[Dataset entries on figures]
☆ ☆ ☆ ☆ ☆ ☆ ☆
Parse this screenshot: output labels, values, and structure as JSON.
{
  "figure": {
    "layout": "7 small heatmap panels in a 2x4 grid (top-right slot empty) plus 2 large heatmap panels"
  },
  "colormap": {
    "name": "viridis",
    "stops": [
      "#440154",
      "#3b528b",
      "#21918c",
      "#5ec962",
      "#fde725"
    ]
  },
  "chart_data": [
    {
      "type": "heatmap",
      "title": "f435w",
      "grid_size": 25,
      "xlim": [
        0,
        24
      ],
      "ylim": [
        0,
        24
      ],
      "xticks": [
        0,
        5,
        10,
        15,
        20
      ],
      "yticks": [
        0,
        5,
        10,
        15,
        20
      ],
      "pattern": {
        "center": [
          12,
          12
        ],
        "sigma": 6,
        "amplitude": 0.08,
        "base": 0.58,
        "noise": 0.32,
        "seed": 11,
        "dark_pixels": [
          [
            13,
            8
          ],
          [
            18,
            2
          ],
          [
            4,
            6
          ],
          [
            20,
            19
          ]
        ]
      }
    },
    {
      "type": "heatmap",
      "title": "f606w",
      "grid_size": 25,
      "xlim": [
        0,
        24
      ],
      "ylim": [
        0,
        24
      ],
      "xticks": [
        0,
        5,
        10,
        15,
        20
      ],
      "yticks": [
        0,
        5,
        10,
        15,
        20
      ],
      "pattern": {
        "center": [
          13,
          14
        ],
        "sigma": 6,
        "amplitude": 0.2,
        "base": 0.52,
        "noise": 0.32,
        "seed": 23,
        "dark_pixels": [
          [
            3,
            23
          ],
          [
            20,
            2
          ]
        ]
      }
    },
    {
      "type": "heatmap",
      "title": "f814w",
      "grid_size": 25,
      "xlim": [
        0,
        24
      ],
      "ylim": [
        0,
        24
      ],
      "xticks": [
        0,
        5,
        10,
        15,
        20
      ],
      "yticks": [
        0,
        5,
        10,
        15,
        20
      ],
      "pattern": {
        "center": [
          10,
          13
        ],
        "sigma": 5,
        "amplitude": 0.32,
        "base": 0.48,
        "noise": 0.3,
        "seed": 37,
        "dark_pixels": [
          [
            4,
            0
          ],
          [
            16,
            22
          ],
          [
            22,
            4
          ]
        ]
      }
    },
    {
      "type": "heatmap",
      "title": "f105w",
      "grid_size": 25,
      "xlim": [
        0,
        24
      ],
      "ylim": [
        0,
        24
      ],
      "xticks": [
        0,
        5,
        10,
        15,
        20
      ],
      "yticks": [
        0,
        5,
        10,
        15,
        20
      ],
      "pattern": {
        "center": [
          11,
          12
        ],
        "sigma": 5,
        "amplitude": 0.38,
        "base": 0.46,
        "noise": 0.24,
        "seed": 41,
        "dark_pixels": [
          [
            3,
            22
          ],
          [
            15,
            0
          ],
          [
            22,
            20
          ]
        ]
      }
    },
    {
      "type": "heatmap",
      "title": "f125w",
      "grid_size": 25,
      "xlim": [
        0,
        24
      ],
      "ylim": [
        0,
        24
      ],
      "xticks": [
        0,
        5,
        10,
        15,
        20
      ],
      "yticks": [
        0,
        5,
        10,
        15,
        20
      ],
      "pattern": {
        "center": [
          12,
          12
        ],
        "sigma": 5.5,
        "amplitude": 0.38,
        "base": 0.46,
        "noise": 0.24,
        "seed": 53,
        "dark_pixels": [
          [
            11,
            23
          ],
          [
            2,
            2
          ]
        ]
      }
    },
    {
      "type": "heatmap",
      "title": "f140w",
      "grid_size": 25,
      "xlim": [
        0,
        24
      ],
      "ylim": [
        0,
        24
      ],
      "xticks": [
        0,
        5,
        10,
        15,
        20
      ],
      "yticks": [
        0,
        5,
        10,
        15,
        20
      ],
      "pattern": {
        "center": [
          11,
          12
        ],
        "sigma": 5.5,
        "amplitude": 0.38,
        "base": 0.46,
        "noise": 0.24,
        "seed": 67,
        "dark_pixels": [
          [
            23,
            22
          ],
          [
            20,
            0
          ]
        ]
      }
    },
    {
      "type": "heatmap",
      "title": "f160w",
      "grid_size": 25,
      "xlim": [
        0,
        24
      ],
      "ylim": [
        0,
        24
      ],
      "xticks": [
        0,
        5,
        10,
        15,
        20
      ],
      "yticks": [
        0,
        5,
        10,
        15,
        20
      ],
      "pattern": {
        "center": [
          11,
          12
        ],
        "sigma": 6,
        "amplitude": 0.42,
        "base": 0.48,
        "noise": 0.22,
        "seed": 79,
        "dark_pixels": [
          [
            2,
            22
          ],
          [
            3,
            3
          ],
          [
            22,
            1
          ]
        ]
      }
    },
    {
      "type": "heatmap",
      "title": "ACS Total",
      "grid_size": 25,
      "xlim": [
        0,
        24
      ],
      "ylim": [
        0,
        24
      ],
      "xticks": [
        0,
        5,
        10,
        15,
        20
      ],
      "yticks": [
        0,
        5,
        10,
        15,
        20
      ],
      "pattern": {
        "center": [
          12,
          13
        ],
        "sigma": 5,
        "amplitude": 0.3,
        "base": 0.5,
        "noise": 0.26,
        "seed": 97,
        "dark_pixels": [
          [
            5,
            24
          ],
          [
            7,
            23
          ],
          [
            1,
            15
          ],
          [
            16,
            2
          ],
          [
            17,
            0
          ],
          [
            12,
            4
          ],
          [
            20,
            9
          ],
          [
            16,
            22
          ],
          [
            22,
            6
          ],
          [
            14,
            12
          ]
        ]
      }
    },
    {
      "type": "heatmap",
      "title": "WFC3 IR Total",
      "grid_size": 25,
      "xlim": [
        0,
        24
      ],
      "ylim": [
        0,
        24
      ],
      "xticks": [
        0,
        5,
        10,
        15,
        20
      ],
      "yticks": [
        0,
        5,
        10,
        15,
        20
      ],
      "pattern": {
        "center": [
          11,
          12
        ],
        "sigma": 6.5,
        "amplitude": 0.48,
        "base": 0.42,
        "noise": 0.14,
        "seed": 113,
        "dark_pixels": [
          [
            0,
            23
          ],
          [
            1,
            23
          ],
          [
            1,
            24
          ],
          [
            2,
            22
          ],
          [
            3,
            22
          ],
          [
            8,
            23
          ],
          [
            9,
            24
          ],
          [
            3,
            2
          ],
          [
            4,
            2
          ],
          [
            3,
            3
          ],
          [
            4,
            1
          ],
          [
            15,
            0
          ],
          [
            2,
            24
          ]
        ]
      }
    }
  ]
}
☆ ☆ ☆ ☆ ☆ ☆ ☆
◆ What you need to do:
Reproduce every record, matching each line exactly.

◆ Output of the exercise:
Parse this screenshot: output labels, values, and structure as JSON.
{
  "figure": {
    "layout": "7 small heatmap panels in a 2x4 grid (top-right slot empty) plus 2 large heatmap panels"
  },
  "colormap": {
    "name": "viridis",
    "stops": [
      "#440154",
      "#3b528b",
      "#21918c",
      "#5ec962",
      "#fde725"
    ]
  },
  "chart_data": [
    {
      "type": "heatmap",
      "title": "f435w",
      "grid_size": 25,
      "xlim": [
        0,
        24
      ],
      "ylim": [
        0,
        24
      ],
      "xticks": [
        0,
        5,
        10,
        15,
        20
      ],
      "yticks": [
        0,
        5,
        10,
        15,
        20
      ],
      "pattern": {
        "center": [
          12,
          12
        ],
        "sigma": 6,
        "amplitude": 0.08,
        "base": 0.58,
        "noise": 0.32,
        "seed": 11,
        "dark_pixels": [
          [
            13,
            8
          ],
          [
            18,
            2
          ],
          [
            4,
            6
          ],
          [
            20,
            19
          ]
        ]
      }
    },
    {
      "type": "heatmap",
      "title": "f606w",
      "grid_size": 25,
      "xlim": [
        0,
        24
      ],
      "ylim": [
        0,
        24
      ],
      "xticks": [
        0,
        5,
        10,
        15,
        20
      ],
      "yticks": [
        0,
        5,
        10,
        15,
        20
      ],
      "pattern": {
        "center": [
          13,
          14
        ],
        "sigma": 6,
        "amplitude": 0.2,
        "base": 0.52,
        "noise": 0.32,
        "seed": 23,
        "dark_pixels": [
          [
            3,
            23
          ],
          [
            20,
            2
          ]
        ]
      }
    },
    {
      "type": "heatmap",
      "title": "f814w",
      "grid_size": 25,
      "xlim": [
        0,
        24
      ],
      "ylim": [
        0,
        24
      ],
      "xticks": [
        0,
        5,
        10,
        15,
        20
      ],
      "yticks": [
        0,
        5,
        10,
        15,
        20
      ],
      "pattern": {
        "center": [
          10,
          13
        ],
        "sigma": 5,
        "amplitude": 0.32,
        "base": 0.48,
        "noise": 0.3,
        "seed": 37,
        "dark_pixels": [
          [
            4,
            0
          ],
          [
            16,
            22
          ],
          [
            22,
            4
          ]
        ]
      }
    },
    {
      "type": "heatmap",
      "title": "f105w",
      "grid_size": 25,
      "xlim": [
        0,
        24
      ],
      "ylim": [
        0,
        24
      ],
      "xticks": [
        0,
        5,
        10,
        15,
        20
      ],
      "yticks": [
        0,
        5,
        10,
        15,
        20
      ],
      "pattern": {
        "center": [
          11,
          12
        ],
        "sigma": 5,
        "amplitude": 0.38,
        "base": 0.46,
        "noise": 0.24,
        "seed": 41,
        "dark_pixels": [
          [
            3,
            22
          ],
          [
            15,
            0
          ],
          [
            22,
            20
          ]
        ]
      }
    },
    {
      "type": "heatmap",
      "title": "f125w",
      "grid_size": 25,
      "xlim": [
        0,
        24
      ],
      "ylim": [
        0,
        24
      ],
      "xticks": [
        0,
        5,
        10,
        15,
        20
      ],
      "yticks": [
        0,
        5,
        10,
        15,
        20
      ],
      "pattern": {
        "center": [
          12,
          12
        ],
        "sigma": 5.5,
        "amplitude": 0.38,
        "base": 0.46,
        "noise": 0.24,
        "seed": 53,
        "dark_pixels": [
          [
            11,
            23
          ],
          [
            2,
            2
          ]
        ]
      }
    },
    {
      "type": "heatmap",
      "title": "f140w",
      "grid_size": 25,
      "xlim": [
        0,
        24
      ],
      "ylim": [
        0,
        24
      ],
      "xticks": [
        0,
        5,
        10,
        15,
        20
      ],
      "yticks": [
        0,
        5,
        10,
        15,
        20
      ],
      "pattern": {
        "center": [
          11,
          12
        ],
        "sigma": 5.5,
        "amplitude": 0.38,
        "base": 0.46,
        "noise": 0.24,
        "seed": 67,
        "dark_pixels": [
          [
            23,
            22
          ],
          [
            20,
            0
          ]
        ]
      }
    },
    {
      "type": "heatmap",
      "title": "f160w",
      "grid_size": 25,
      "xlim": [
        0,
        24
      ],
      "ylim": [
        0,
        24
      ],
      "xticks": [
        0,
        5,
        10,
        15,
        20
      ],
      "yticks": [
        0,
        5,
        10,
        15,
        20
      ],
      "pattern": {
        "center": [
          11,
          12
        ],
        "sigma": 6,
        "amplitude": 0.42,
        "base": 0.48,
        "noise": 0.22,
        "seed": 79,
        "dark_pixels": [
          [
            2,
            22
          ],
          [
            3,
            3
          ],
          [
            22,
            1
          ]
        ]
      }
    },
    {
      "type": "heatmap",
      "title": "ACS Total",
      "grid_size": 25,
      "xlim": [
        0,
        24
      ],
      "ylim": [
        0,
        24
      ],
      "xticks": [
        0,
        5,
        10,
        15,
        20
      ],
      "yticks": [
        0,
        5,
        10,
        15,
        20
      ],
      "pattern": {
        "center": [
          12,
          13
        ],
        "sigma": 5,
        "amplitude": 0.3,
        "base": 0.5,
        "noise": 0.26,
        "seed": 97,
        "dark_pixels": [
          [
            5,
            24
          ],
          [
            7,
            23
          ],
          [
            1,
            15
          ],
          [
            16,
            2
          ],
          [
            17,
            0
          ],
          [
            12,
            4
          ],
          [
            20,
            9
          ],
          [
            16,
            22
          ],
          [
            22,
            6
          ],
          [
            14,
            12
          ]
        ]
      }
    },
    {
      "type": "heatmap",
      "title": "WFC3 IR Total",
      "grid_size": 25,
      "xlim": [
        0,
        24
      ],
      "ylim": [
        0,
        24
      ],
      "xticks": [
        0,
        5,
        10,
        15,
        20
      ],
      "yticks": [
        0,
        5,
        10,
        15,
        20
      ],
      "pattern": {
        "center": [
          11,
          12
        ],
        "sigma": 6.5,
        "amplitude": 0.48,
        "base": 0.42,
        "noise": 0.14,
        "seed": 113,
        "dark_pixels": [
          [
            0,
            23
          ],
          [
            1,
            23
          ],
          [
            1,
            24
          ],
          [
            2,
            22
          ],
          [
            3,
            22
          ],
          [
            8,
            23
          ],
          [
            9,
            24
          ],
          [
            3,
            2
          ],
          [
            4,
            2
          ],
          [
            3,
            3
          ],
          [
            4,
            1
          ],
          [
            15,
            0
          ],
          [
            2,
            24
          ]
        ]
      }
    }
  ]
}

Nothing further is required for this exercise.